=== Stored data entries ===
▬▬▬▬▬▬▬▬▬▬

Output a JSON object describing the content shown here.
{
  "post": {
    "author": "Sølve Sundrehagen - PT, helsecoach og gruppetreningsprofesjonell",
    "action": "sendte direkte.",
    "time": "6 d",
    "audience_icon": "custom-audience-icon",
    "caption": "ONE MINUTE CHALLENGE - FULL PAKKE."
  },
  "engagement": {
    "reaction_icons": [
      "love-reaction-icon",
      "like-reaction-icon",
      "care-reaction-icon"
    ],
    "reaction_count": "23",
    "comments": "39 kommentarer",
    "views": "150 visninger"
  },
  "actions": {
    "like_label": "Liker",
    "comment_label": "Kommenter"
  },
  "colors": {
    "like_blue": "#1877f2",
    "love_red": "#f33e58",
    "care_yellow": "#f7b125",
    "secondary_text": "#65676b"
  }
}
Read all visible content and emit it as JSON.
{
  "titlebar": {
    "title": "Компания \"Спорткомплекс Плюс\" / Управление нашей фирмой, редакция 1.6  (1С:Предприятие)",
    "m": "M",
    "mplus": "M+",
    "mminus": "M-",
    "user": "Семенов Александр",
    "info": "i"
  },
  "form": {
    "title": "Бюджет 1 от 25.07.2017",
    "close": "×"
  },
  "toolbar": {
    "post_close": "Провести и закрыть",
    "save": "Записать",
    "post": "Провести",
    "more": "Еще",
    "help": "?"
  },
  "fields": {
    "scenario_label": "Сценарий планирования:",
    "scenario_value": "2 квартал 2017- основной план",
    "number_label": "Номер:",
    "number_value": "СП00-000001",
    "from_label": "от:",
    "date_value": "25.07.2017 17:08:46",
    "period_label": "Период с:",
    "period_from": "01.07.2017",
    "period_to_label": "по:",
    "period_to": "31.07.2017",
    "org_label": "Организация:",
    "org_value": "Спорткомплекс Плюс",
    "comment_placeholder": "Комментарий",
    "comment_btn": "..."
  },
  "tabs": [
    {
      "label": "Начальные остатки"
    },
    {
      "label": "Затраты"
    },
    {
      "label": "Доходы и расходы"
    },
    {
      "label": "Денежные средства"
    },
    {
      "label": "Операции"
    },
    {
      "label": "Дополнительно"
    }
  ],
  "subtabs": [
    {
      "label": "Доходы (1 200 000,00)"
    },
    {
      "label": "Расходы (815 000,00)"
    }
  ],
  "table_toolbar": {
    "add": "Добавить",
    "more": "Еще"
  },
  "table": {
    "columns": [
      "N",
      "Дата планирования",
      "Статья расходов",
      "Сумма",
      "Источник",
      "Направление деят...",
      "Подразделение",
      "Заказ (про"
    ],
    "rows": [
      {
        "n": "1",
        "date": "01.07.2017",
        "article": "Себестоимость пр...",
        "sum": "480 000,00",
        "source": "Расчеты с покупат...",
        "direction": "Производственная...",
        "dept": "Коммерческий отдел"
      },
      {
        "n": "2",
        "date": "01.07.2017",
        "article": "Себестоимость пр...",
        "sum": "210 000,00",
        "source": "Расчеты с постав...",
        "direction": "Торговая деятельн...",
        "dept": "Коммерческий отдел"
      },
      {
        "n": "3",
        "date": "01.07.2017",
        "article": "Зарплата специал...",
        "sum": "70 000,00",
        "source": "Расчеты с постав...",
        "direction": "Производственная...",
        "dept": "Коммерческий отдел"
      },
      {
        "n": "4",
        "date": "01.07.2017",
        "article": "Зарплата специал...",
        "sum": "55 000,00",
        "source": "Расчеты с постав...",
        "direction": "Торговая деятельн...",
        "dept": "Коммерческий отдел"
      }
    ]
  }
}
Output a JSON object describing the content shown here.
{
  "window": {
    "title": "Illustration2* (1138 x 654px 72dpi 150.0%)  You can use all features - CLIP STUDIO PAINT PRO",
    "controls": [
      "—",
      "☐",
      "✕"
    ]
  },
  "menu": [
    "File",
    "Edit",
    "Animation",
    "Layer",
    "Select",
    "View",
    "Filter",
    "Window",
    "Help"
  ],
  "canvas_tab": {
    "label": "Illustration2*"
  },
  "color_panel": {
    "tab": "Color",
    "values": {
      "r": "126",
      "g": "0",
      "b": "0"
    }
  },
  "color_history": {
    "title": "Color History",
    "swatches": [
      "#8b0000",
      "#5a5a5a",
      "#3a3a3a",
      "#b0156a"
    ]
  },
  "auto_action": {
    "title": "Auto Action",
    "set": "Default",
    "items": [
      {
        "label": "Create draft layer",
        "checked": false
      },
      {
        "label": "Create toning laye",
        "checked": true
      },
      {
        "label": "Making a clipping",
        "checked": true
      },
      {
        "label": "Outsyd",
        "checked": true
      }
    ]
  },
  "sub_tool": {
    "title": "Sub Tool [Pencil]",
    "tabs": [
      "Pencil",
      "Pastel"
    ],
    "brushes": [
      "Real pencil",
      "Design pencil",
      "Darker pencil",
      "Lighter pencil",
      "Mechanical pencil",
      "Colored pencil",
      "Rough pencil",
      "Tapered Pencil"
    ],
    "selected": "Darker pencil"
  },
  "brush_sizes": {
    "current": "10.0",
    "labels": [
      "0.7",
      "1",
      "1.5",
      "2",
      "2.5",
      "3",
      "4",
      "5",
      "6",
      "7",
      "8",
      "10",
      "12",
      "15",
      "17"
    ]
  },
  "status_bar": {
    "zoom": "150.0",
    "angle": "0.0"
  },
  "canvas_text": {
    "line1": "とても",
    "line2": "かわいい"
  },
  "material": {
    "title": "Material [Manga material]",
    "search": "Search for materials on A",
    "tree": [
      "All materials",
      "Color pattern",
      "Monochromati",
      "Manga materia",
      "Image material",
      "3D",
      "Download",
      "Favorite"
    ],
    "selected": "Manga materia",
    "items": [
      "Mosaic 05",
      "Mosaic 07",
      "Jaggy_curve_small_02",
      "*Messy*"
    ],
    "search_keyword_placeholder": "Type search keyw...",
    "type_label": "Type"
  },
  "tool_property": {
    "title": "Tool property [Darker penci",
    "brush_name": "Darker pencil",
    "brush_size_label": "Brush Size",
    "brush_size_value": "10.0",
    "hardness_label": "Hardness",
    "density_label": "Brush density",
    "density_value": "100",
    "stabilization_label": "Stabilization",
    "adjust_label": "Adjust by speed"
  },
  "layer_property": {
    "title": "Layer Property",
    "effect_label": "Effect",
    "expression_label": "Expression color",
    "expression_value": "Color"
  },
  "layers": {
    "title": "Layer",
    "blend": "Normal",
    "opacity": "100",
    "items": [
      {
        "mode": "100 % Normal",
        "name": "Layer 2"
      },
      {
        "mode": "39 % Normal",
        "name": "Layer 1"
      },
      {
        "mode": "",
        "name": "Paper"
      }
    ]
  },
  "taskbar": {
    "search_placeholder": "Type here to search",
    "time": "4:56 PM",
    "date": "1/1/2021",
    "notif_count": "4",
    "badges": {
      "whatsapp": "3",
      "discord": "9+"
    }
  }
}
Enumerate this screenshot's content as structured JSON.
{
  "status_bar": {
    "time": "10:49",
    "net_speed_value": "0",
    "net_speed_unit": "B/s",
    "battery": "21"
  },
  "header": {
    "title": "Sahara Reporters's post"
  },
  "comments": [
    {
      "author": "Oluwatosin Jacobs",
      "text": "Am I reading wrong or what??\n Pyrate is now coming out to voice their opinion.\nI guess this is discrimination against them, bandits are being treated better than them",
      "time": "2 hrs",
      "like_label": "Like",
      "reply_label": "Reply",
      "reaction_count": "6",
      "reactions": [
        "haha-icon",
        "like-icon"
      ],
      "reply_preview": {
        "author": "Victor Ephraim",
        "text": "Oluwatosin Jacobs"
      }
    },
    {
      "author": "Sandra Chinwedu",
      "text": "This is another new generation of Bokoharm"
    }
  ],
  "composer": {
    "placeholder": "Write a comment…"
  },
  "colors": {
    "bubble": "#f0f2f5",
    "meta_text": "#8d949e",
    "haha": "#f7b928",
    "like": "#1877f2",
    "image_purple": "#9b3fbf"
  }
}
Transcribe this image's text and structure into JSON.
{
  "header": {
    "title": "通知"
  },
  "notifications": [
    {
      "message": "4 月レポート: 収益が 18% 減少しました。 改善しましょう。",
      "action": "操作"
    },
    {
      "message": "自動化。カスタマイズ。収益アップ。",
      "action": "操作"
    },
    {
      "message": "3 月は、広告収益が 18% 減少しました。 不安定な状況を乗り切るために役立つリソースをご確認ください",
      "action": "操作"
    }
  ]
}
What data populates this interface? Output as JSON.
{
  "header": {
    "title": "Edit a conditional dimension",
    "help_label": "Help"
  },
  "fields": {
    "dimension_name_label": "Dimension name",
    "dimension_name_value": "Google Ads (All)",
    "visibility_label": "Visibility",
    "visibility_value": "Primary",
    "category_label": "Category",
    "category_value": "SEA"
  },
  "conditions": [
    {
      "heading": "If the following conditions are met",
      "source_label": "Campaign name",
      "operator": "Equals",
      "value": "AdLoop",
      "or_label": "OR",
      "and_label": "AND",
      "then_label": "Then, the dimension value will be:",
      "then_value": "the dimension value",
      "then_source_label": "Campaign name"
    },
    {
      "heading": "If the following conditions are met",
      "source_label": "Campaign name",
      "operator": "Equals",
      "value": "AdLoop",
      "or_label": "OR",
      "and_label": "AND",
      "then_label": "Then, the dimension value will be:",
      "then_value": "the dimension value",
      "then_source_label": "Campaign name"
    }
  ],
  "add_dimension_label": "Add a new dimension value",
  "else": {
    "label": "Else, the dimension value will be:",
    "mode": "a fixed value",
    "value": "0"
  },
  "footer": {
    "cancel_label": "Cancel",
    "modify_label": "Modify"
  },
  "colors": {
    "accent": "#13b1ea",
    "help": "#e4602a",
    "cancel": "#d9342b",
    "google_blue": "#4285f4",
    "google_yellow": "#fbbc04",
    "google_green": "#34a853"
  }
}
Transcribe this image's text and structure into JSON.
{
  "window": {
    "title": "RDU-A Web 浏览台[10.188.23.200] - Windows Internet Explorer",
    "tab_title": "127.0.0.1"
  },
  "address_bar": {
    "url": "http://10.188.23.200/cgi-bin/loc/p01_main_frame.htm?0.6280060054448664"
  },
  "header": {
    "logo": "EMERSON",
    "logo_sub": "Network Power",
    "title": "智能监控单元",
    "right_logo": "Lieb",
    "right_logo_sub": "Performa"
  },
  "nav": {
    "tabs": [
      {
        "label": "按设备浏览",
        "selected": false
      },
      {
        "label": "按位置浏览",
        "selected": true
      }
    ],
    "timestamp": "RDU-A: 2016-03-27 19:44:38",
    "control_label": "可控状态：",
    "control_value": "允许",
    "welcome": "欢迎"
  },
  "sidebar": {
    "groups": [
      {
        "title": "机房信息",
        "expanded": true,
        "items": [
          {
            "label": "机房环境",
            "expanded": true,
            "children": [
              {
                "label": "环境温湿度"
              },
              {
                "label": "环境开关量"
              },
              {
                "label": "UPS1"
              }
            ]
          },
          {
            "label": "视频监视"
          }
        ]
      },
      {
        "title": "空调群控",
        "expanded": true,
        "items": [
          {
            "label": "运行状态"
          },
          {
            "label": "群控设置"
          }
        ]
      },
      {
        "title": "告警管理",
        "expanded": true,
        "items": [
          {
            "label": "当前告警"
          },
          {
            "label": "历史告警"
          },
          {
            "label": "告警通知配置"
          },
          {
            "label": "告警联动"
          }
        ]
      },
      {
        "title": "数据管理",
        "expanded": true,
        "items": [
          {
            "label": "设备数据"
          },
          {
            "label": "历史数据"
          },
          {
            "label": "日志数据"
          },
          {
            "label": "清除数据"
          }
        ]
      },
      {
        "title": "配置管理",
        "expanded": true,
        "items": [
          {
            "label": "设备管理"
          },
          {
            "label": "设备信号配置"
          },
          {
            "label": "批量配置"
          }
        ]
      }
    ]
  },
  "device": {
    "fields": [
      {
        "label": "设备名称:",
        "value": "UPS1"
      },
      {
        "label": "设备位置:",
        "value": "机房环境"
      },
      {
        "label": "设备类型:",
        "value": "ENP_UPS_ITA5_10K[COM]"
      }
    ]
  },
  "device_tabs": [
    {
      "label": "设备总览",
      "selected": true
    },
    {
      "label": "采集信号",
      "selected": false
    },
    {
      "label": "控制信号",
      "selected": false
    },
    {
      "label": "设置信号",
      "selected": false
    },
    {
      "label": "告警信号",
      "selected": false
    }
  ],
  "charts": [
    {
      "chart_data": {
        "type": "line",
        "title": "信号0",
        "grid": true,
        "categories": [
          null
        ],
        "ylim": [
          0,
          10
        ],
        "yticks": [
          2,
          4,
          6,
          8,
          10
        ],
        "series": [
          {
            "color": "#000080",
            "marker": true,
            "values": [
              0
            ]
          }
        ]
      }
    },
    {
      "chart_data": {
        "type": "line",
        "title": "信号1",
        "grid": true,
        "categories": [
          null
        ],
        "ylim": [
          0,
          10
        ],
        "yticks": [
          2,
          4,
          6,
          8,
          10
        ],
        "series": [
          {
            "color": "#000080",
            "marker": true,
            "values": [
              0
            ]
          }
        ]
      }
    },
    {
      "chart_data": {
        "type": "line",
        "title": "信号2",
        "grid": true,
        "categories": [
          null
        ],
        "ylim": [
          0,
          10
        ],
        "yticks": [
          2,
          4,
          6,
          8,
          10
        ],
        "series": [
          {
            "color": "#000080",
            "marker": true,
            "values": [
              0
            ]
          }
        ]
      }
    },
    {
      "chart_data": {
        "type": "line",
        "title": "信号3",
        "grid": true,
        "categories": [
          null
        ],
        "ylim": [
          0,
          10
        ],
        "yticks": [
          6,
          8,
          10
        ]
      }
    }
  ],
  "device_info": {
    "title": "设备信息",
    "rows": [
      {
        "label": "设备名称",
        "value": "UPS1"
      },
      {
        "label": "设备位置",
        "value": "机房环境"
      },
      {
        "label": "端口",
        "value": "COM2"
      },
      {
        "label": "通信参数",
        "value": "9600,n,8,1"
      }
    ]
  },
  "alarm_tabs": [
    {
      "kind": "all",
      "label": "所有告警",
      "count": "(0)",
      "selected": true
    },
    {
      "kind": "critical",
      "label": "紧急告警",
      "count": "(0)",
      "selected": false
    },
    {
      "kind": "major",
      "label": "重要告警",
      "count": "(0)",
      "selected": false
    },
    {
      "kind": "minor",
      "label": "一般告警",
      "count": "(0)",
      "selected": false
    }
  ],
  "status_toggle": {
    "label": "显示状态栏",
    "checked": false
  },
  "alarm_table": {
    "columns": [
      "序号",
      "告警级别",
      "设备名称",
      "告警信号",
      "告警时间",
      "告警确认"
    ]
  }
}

▬▬▬▬▬▬▬▬▬▬

=== Task details ===
Give the count of lines that hold the word "Darker", with nothing added.

=== Answer ===
4